Records from a data collection
▼

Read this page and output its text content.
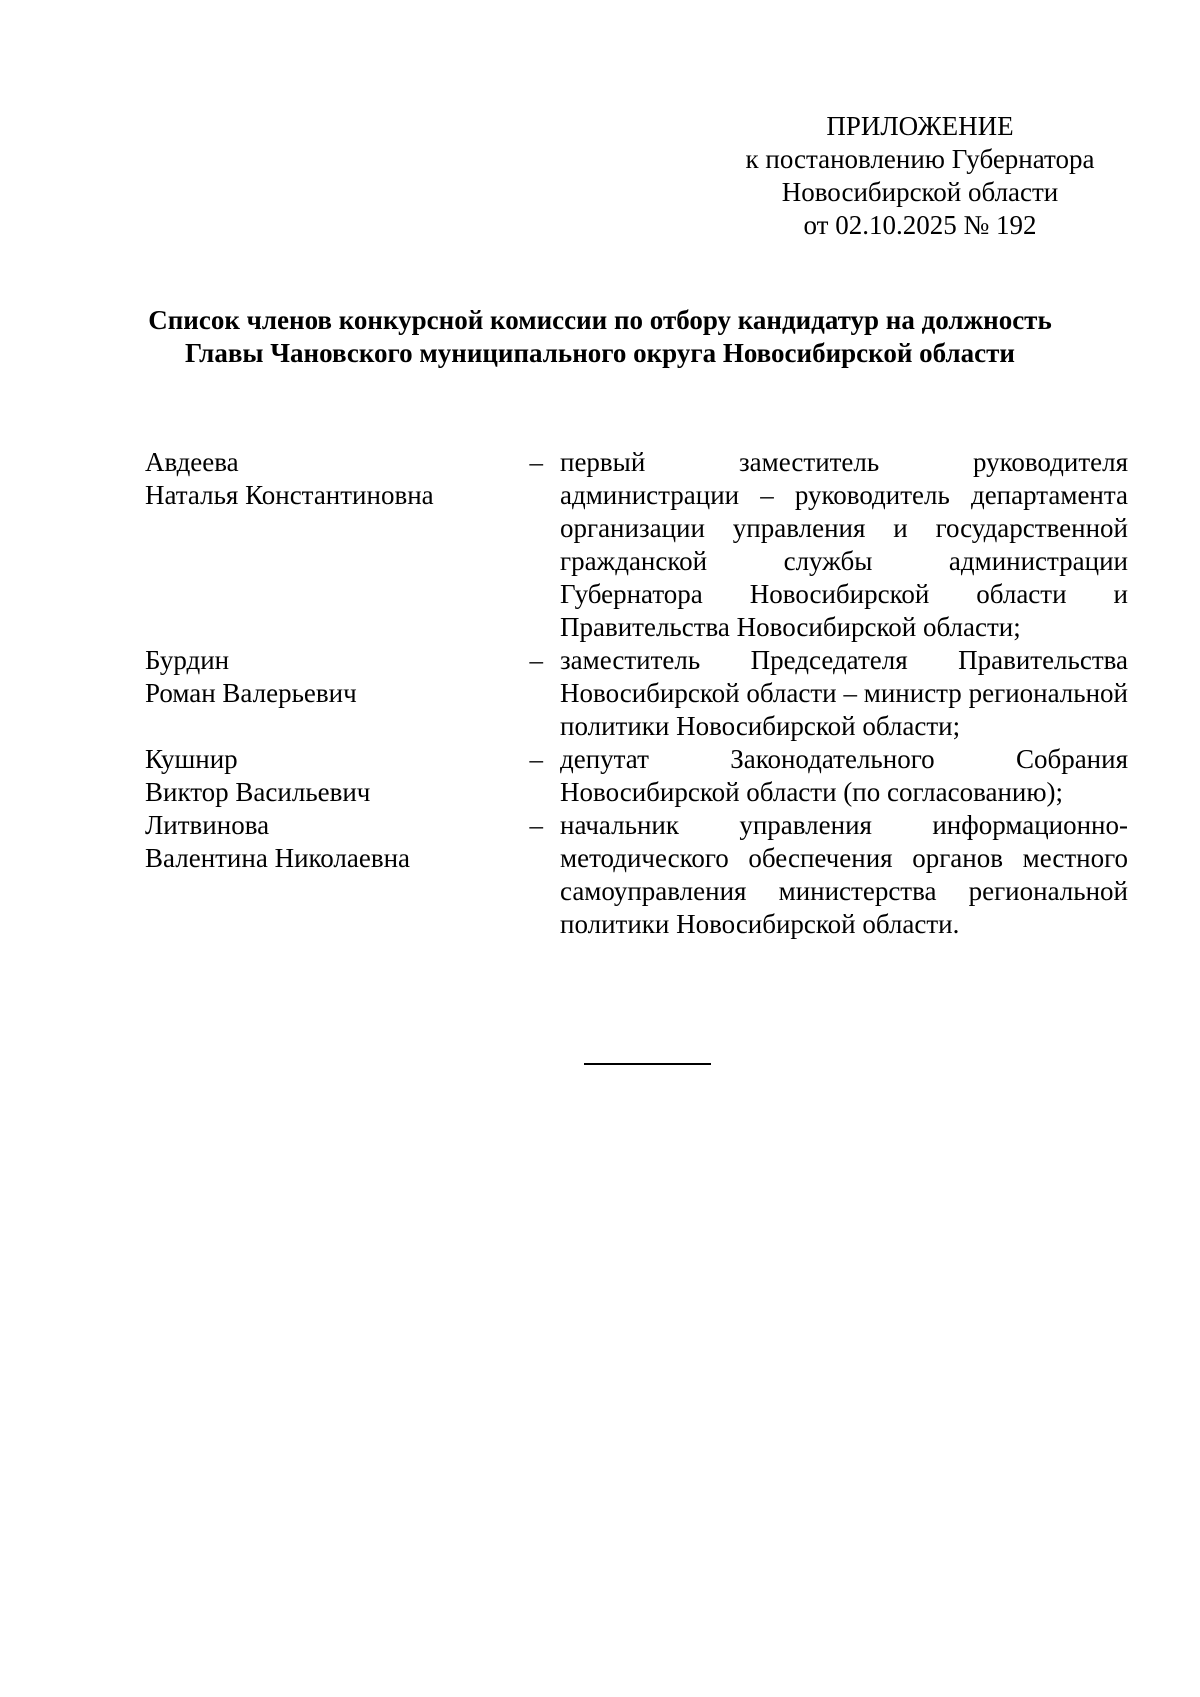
ПРИЛОЖЕНИЕ
к постановлению Губернатора
Новосибирской области
от 02.10.2025 № 192
Список членов конкурсной комиссии по отбору кандидатур на должность
Главы Чановского муниципального округа Новосибирской области
Авдеева
Наталья Константиновна
– первый заместитель руководителя администрации – руководитель департамента организации управления и государственной гражданской службы администрации Губернатора Новосибирской области и Правительства Новосибирской области;
Бурдин
Роман Валерьевич
– заместитель Председателя Правительства Новосибирской области – министр региональной политики Новосибирской области;
Кушнир
Виктор Васильевич
– депутат Законодательного Собрания Новосибирской области (по согласованию);
Литвинова
Валентина Николаевна
– начальник управления информационно-методического обеспечения органов местного самоуправления министерства региональной политики Новосибирской области.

▲

### WHAT IS REQUIRED
Give all the entries again exactly, dropping each picture.

### FULL ANSWER
Read this page and output its text content.
ПРИЛОЖЕНИЕ
к постановлению Губернатора
Новосибирской области
от 02.10.2025 № 192
Список членов конкурсной комиссии по отбору кандидатур на должность
Главы Чановского муниципального округа Новосибирской области
Авдеева
Наталья Константиновна
– первый заместитель руководителя администрации – руководитель департамента организации управления и государственной гражданской службы администрации Губернатора Новосибирской области и Правительства Новосибирской области;
Бурдин
Роман Валерьевич
– заместитель Председателя Правительства Новосибирской области – министр региональной политики Новосибирской области;
Кушнир
Виктор Васильевич
– депутат Законодательного Собрания Новосибирской области (по согласованию);
Литвинова
Валентина Николаевна
– начальник управления информационно-методического обеспечения органов местного самоуправления министерства региональной политики Новосибирской области.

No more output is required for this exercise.